In using that language, was it the right hon. gentleman's idea to bring together the two peoples and win the respect of the people of Canada for British institutions, or was his object to come nearer to the day when he would reach the goal of his aspirations, which he has repeatedly stated to be the independence of Canada? The right hon. gentleman also used the following language in this House in 1892 (Hansard, p. 1145):-

The hon. gentleman stated also that at Boston I had said that the conduct of Great Britain and of Canada during the American Civil war had been unworthy of British civili-

nation. Sir, I would not have been guilty of making that statement in a foreign country if X had not made it again and again in my native land, and even on the floor of this House. In the year 1889, X stated in the presence of the Government what I stated in Boston, that in my estimation the conduct of Great Britain and the conduct -of Canada had been unworthy of the civilization both of Great Britain and of Canada. I stated the same thing at Boston.

++++++++++++++++++++

> **SHORT PROBLEM A**: In the parliamentary debate passage, why does the quoted speaker say he was willing to make his statement about the American Civil War at Boston? Answer in one to three sentences.
> **SHORT PROBLEM B**: Resume the parliamentary debate passage right after its last sentence and keep going in the same voice.
The records below were taken from a separate source.

> **Spatial layout records**:
++++++++++++++++++++

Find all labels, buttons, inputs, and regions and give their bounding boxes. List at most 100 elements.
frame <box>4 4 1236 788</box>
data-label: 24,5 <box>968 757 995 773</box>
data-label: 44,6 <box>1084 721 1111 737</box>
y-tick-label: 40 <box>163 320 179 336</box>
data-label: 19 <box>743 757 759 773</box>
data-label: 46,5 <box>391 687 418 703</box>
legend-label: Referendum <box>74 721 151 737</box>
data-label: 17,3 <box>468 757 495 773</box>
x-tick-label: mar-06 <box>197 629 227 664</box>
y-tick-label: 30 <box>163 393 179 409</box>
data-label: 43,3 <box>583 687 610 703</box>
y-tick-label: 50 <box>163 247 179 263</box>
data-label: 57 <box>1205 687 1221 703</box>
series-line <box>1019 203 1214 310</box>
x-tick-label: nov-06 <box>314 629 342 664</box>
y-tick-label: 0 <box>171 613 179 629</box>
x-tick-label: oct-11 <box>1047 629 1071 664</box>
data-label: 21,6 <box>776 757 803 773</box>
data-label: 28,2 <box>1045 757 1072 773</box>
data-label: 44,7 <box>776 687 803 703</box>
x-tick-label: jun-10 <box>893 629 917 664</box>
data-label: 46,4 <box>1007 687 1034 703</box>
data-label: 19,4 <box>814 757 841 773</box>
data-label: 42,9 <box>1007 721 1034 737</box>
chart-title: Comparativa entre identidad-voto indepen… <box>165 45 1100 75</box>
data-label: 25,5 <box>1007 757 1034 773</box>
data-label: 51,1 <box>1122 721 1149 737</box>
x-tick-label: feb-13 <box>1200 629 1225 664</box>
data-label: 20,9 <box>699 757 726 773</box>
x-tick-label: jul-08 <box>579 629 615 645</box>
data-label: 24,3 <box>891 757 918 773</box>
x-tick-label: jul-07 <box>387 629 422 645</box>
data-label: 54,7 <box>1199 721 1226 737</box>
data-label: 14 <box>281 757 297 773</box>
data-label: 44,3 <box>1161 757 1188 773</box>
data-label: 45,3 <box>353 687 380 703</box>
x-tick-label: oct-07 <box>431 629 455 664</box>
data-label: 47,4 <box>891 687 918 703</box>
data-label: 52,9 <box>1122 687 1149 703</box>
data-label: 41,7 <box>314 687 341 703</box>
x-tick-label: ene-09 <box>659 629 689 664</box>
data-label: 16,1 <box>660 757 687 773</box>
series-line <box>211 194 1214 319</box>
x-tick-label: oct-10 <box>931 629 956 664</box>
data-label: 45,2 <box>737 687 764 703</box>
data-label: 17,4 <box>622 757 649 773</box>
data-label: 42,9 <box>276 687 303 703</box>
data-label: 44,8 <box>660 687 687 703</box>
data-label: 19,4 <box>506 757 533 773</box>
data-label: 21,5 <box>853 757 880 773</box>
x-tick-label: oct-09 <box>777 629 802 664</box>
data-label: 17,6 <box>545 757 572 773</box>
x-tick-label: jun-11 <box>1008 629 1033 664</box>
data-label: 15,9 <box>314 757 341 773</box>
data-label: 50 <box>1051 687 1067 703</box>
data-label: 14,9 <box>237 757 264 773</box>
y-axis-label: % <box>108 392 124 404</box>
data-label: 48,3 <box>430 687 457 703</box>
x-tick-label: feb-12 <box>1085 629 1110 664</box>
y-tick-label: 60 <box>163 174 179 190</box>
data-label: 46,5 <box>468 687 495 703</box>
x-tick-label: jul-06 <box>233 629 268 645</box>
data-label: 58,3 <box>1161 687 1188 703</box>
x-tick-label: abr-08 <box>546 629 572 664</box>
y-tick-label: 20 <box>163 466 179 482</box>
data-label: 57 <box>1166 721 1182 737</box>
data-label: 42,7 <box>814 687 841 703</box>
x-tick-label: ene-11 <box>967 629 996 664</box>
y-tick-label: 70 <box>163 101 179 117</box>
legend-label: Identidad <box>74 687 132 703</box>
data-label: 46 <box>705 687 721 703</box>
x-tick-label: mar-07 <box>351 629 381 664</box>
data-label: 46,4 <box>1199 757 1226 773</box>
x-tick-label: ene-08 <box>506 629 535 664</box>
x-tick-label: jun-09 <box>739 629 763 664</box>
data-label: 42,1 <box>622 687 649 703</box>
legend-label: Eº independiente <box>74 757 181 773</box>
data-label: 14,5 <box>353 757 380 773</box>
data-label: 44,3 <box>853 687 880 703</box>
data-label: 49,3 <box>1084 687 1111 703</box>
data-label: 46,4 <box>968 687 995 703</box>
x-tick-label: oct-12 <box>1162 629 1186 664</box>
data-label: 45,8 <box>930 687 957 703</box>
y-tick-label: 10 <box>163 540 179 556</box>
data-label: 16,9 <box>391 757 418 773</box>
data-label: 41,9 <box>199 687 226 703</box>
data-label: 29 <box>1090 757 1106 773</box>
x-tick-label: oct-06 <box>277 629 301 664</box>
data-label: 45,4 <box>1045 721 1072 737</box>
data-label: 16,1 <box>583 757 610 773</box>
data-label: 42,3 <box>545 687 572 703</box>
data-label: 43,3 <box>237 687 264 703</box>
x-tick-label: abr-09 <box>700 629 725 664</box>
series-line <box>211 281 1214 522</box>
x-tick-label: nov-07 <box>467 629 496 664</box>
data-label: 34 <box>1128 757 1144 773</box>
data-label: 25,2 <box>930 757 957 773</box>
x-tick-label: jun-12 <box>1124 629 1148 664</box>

++++++++++++++++++++

> **WRITTEN RESPONSE A**: He says he would not have made that statement in a foreign country if it had not already been made again and again in his native land, even on the floor of the House. In 1889 it had been stated in the presence of the Government, so he said the same thing at Boston.

> **WRITTEN RESPONSE B**:
What was his object in making use of statements of that kind? Those statements are not in accordance with the facts. The right hon. gentleman should know that the Archives of Canada contain the published thanks of the Government of the United States of that day to the Government of Canada and the Canadian people for the wise, prudent, neutral and conservative course which they took during that Civil War. Yet the right hon. gentleman goes to Boston, in a foreign country, and declares that Canada and Great Britain should be ashamed of their conduct during the American Civil War. I could cite many similar utterances of the hon. gentleman. Speaking of British diplomacy, he said:-

Is there a Canadian anywhere who would not hail with joy the day when we would be deprived of the services of British diplomacy?

At another time he said that if he had been on the banks of the Saskatchewan when the Northwest half-breed rebellion broke out he would have taken up arms against the Government. I understand that the present Minister of Justice (Mr. Doherty) and the ex-Minister of Militia (Sir Sam Hughes) fought to suppress that rebellion. Just fancy what a calamity it would have been to this country if the right hon. gentleman had gone out there and shouldered a musket and his aim had been true, and he had deprived this country of the present Minister of Justice, or, horror of horrors, if he had deprived it of the services of the ex-Minister of Militia. The only hope these hon. gentlemen would have had would be that the right hon. gentleman was as inaccurate in his marksmanship with the rifle as in his marksmanship throughout his political life.

I wish to call attention to another statement of the right hon. gentleman. Speaking in this House the other day, he said:-

After the passing of a year I think I can repeat that the only complete victory which is being won in this war is the victory which is being achieved by the British Navy.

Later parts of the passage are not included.